**Exercise prompt:** All of the material below is to be repeated exactly.

Saved data entries
=======

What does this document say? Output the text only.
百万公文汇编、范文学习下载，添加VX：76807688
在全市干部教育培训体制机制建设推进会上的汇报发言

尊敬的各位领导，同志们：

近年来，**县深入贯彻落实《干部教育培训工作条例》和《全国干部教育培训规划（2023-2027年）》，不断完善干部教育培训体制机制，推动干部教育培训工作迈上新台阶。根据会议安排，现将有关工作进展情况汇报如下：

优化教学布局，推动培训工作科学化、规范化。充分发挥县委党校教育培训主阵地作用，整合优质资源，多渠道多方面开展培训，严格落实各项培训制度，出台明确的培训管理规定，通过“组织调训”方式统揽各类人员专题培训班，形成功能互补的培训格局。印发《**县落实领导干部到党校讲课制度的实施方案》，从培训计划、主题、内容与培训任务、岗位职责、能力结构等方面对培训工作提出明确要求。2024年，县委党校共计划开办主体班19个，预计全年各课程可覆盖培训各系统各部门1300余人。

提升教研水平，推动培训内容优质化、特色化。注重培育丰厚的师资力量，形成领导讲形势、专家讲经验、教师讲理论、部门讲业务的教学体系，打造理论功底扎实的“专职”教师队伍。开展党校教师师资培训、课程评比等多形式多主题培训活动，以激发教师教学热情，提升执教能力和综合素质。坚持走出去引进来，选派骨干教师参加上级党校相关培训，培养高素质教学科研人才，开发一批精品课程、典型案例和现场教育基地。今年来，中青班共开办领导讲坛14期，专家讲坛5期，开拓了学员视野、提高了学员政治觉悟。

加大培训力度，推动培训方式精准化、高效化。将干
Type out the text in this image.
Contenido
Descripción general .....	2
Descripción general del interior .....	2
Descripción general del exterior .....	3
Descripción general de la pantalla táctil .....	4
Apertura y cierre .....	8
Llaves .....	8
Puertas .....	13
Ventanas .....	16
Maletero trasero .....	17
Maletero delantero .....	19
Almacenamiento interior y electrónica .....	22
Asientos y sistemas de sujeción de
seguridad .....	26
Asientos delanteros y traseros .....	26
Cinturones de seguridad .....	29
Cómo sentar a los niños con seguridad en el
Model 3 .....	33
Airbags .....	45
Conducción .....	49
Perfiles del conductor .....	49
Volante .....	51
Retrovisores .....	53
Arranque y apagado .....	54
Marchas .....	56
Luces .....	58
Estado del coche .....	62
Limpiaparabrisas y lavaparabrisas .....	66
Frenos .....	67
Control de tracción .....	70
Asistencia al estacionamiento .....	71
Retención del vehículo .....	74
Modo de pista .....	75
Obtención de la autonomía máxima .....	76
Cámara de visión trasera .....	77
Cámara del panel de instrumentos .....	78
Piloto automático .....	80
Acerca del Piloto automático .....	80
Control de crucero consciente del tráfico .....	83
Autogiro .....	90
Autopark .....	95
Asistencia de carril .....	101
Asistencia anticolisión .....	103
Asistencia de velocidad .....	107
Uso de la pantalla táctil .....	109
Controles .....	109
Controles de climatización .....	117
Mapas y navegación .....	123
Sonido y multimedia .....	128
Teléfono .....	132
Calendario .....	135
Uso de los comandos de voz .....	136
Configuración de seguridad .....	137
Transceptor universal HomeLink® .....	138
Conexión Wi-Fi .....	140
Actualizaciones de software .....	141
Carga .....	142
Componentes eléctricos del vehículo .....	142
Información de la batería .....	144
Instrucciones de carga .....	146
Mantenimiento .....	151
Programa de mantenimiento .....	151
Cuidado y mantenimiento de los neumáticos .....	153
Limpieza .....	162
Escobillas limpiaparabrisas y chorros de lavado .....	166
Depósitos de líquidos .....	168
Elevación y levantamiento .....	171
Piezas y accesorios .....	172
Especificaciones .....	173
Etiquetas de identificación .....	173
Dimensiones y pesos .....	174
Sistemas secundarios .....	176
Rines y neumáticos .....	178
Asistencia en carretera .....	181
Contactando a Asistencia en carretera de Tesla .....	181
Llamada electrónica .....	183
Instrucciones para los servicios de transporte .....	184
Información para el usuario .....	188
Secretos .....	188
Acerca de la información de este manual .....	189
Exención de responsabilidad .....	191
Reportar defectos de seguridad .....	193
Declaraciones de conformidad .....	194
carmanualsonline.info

=======

**Solution for this exercise:**
What does this document say? Output the text only.
百万公文汇编、范文学习下载，添加VX：76807688
在全市干部教育培训体制机制建设推进会上的汇报发言

尊敬的各位领导，同志们：

近年来，**县深入贯彻落实《干部教育培训工作条例》和《全国干部教育培训规划（2023-2027年）》，不断完善干部教育培训体制机制，推动干部教育培训工作迈上新台阶。根据会议安排，现将有关工作进展情况汇报如下：

优化教学布局，推动培训工作科学化、规范化。充分发挥县委党校教育培训主阵地作用，整合优质资源，多渠道多方面开展培训，严格落实各项培训制度，出台明确的培训管理规定，通过“组织调训”方式统揽各类人员专题培训班，形成功能互补的培训格局。印发《**县落实领导干部到党校讲课制度的实施方案》，从培训计划、主题、内容与培训任务、岗位职责、能力结构等方面对培训工作提出明确要求。2024年，县委党校共计划开办主体班19个，预计全年各课程可覆盖培训各系统各部门1300余人。

提升教研水平，推动培训内容优质化、特色化。注重培育丰厚的师资力量，形成领导讲形势、专家讲经验、教师讲理论、部门讲业务的教学体系，打造理论功底扎实的“专职”教师队伍。开展党校教师师资培训、课程评比等多形式多主题培训活动，以激发教师教学热情，提升执教能力和综合素质。坚持走出去引进来，选派骨干教师参加上级党校相关培训，培养高素质教学科研人才，开发一批精品课程、典型案例和现场教育基地。今年来，中青班共开办领导讲坛14期，专家讲坛5期，开拓了学员视野、提高了学员政治觉悟。

加大培训力度，推动培训方式精准化、高效化。将干
Type out the text in this image.
Contenido
Descripción general .....	2
Descripción general del interior .....	2
Descripción general del exterior .....	3
Descripción general de la pantalla táctil .....	4
Apertura y cierre .....	8
Llaves .....	8
Puertas .....	13
Ventanas .....	16
Maletero trasero .....	17
Maletero delantero .....	19
Almacenamiento interior y electrónica .....	22
Asientos y sistemas de sujeción de
seguridad .....	26
Asientos delanteros y traseros .....	26
Cinturones de seguridad .....	29
Cómo sentar a los niños con seguridad en el
Model 3 .....	33
Airbags .....	45
Conducción .....	49
Perfiles del conductor .....	49
Volante .....	51
Retrovisores .....	53
Arranque y apagado .....	54
Marchas .....	56
Luces .....	58
Estado del coche .....	62
Limpiaparabrisas y lavaparabrisas .....	66
Frenos .....	67
Control de tracción .....	70
Asistencia al estacionamiento .....	71
Retención del vehículo .....	74
Modo de pista .....	75
Obtención de la autonomía máxima .....	76
Cámara de visión trasera .....	77
Cámara del panel de instrumentos .....	78
Piloto automático .....	80
Acerca del Piloto automático .....	80
Control de crucero consciente del tráfico .....	83
Autogiro .....	90
Autopark .....	95
Asistencia de carril .....	101
Asistencia anticolisión .....	103
Asistencia de velocidad .....	107
Uso de la pantalla táctil .....	109
Controles .....	109
Controles de climatización .....	117
Mapas y navegación .....	123
Sonido y multimedia .....	128
Teléfono .....	132
Calendario .....	135
Uso de los comandos de voz .....	136
Configuración de seguridad .....	137
Transceptor universal HomeLink® .....	138
Conexión Wi-Fi .....	140
Actualizaciones de software .....	141
Carga .....	142
Componentes eléctricos del vehículo .....	142
Información de la batería .....	144
Instrucciones de carga .....	146
Mantenimiento .....	151
Programa de mantenimiento .....	151
Cuidado y mantenimiento de los neumáticos .....	153
Limpieza .....	162
Escobillas limpiaparabrisas y chorros de lavado .....	166
Depósitos de líquidos .....	168
Elevación y levantamiento .....	171
Piezas y accesorios .....	172
Especificaciones .....	173
Etiquetas de identificación .....	173
Dimensiones y pesos .....	174
Sistemas secundarios .....	176
Rines y neumáticos .....	178
Asistencia en carretera .....	181
Contactando a Asistencia en carretera de Tesla .....	181
Llamada electrónica .....	183
Instrucciones para los servicios de transporte .....	184
Información para el usuario .....	188
Secretos .....	188
Acerca de la información de este manual .....	189
Exención de responsabilidad .....	191
Reportar defectos de seguridad .....	193
Declaraciones de conformidad .....	194
carmanualsonline.info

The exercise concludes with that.